▸ **EXERCISE GOAL**
Every entry must be given again exactly.

##### RECORDS FOR THE EXERCISE #####

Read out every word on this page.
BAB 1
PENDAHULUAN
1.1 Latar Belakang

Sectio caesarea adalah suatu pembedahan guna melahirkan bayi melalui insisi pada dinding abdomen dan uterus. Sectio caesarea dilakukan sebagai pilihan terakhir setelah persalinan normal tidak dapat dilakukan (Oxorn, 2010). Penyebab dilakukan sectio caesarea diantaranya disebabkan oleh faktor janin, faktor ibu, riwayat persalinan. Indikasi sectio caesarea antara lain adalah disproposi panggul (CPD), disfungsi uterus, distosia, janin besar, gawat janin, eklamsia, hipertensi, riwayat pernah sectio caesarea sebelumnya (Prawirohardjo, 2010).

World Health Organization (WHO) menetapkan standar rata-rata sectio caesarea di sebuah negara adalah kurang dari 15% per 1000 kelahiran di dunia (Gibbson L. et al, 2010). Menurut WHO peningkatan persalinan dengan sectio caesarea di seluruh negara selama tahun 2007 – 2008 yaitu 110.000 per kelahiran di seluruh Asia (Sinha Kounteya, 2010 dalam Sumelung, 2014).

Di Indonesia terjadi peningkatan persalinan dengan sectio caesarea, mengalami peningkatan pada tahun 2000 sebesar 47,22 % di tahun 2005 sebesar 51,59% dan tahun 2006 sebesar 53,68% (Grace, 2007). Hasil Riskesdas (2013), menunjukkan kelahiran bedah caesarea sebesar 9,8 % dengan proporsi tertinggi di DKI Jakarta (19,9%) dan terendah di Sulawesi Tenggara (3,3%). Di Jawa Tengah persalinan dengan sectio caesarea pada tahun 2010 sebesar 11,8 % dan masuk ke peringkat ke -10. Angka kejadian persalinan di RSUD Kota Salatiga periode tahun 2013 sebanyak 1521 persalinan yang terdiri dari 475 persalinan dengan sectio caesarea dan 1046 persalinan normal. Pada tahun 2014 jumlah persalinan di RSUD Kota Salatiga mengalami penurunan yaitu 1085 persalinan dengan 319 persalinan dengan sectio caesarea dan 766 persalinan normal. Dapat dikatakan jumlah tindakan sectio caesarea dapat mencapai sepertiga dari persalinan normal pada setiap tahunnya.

#####

▸ **ANSWER TO THIS EXERCISE**
Read out every word on this page.
BAB 1
PENDAHULUAN
1.1 Latar Belakang

Sectio caesarea adalah suatu pembedahan guna melahirkan bayi melalui insisi pada dinding abdomen dan uterus. Sectio caesarea dilakukan sebagai pilihan terakhir setelah persalinan normal tidak dapat dilakukan (Oxorn, 2010). Penyebab dilakukan sectio caesarea diantaranya disebabkan oleh faktor janin, faktor ibu, riwayat persalinan. Indikasi sectio caesarea antara lain adalah disproposi panggul (CPD), disfungsi uterus, distosia, janin besar, gawat janin, eklamsia, hipertensi, riwayat pernah sectio caesarea sebelumnya (Prawirohardjo, 2010).

World Health Organization (WHO) menetapkan standar rata-rata sectio caesarea di sebuah negara adalah kurang dari 15% per 1000 kelahiran di dunia (Gibbson L. et al, 2010). Menurut WHO peningkatan persalinan dengan sectio caesarea di seluruh negara selama tahun 2007 – 2008 yaitu 110.000 per kelahiran di seluruh Asia (Sinha Kounteya, 2010 dalam Sumelung, 2014).

Di Indonesia terjadi peningkatan persalinan dengan sectio caesarea, mengalami peningkatan pada tahun 2000 sebesar 47,22 % di tahun 2005 sebesar 51,59% dan tahun 2006 sebesar 53,68% (Grace, 2007). Hasil Riskesdas (2013), menunjukkan kelahiran bedah caesarea sebesar 9,8 % dengan proporsi tertinggi di DKI Jakarta (19,9%) dan terendah di Sulawesi Tenggara (3,3%). Di Jawa Tengah persalinan dengan sectio caesarea pada tahun 2010 sebesar 11,8 % dan masuk ke peringkat ke -10. Angka kejadian persalinan di RSUD Kota Salatiga periode tahun 2013 sebanyak 1521 persalinan yang terdiri dari 475 persalinan dengan sectio caesarea dan 1046 persalinan normal. Pada tahun 2014 jumlah persalinan di RSUD Kota Salatiga mengalami penurunan yaitu 1085 persalinan dengan 319 persalinan dengan sectio caesarea dan 766 persalinan normal. Dapat dikatakan jumlah tindakan sectio caesarea dapat mencapai sepertiga dari persalinan normal pada setiap tahunnya.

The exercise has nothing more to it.